Exercise material ▸
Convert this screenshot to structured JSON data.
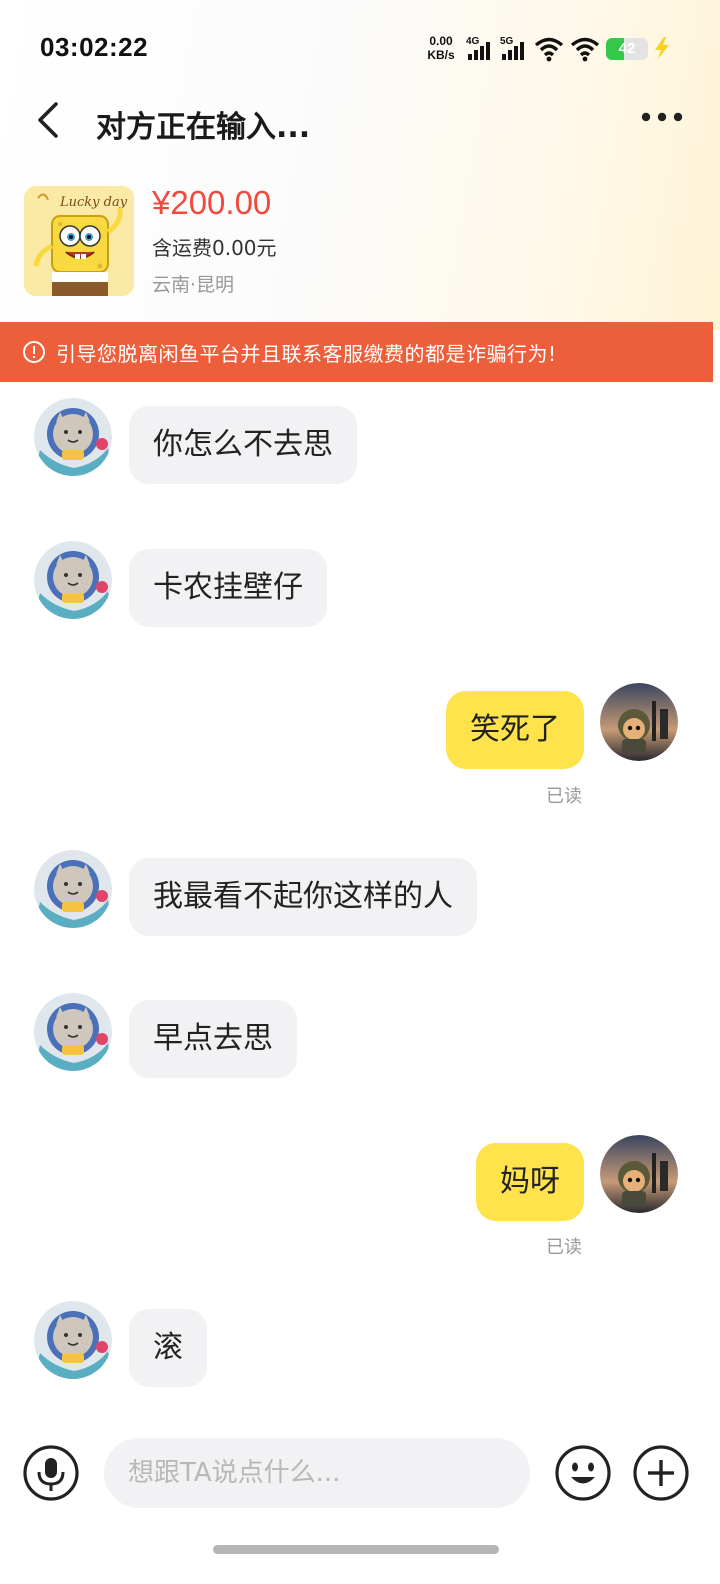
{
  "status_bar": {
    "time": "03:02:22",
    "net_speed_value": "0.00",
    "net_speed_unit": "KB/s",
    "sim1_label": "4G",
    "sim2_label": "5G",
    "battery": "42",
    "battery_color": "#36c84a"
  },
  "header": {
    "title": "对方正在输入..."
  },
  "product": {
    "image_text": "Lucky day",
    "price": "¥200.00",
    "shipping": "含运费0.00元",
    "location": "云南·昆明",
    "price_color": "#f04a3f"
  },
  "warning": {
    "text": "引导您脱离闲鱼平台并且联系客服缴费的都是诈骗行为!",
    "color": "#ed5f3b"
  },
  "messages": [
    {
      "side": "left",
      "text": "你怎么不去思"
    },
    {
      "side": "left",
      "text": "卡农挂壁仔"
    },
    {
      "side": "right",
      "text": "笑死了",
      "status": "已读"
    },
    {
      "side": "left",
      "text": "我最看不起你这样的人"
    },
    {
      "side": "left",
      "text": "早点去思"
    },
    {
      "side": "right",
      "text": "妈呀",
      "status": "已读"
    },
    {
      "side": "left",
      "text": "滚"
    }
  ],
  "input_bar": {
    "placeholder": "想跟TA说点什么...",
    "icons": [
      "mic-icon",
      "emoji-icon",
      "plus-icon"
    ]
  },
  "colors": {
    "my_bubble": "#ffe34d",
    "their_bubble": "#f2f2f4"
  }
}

---

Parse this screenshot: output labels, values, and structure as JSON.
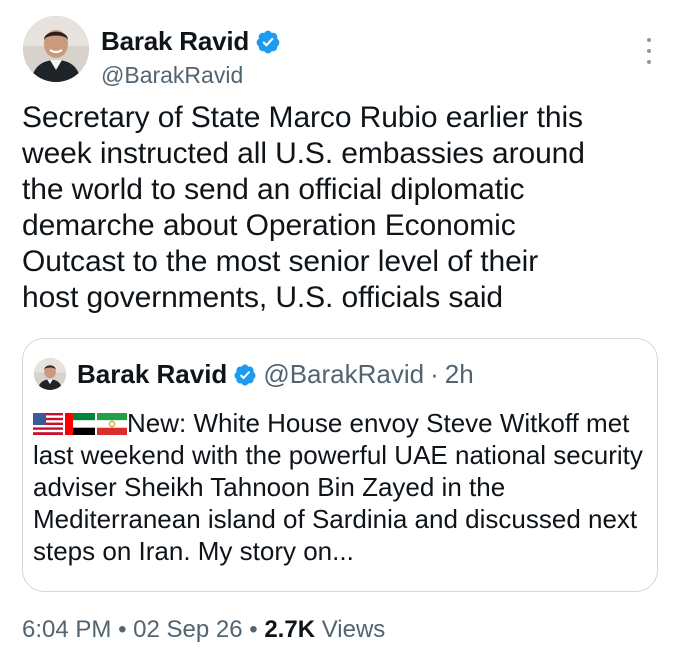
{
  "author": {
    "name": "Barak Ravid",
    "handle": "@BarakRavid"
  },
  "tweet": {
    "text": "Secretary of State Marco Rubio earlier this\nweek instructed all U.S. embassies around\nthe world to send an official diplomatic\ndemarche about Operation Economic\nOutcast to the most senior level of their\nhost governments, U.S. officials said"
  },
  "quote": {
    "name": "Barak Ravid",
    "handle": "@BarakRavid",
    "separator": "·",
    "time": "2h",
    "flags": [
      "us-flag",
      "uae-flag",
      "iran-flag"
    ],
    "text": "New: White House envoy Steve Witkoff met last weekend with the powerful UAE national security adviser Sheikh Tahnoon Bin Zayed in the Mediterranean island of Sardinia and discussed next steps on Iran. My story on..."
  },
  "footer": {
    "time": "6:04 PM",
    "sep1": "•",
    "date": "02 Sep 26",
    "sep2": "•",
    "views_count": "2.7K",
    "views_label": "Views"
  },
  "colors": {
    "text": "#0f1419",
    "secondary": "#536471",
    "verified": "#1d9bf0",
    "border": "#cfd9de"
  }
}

What is needed ▸ All lines of the data above that include the word "JSON" must be shown.

Final answer ▸
Convert this screenshot to structured JSON data.
Parse this screenshot: output labels, values, and structure as JSON.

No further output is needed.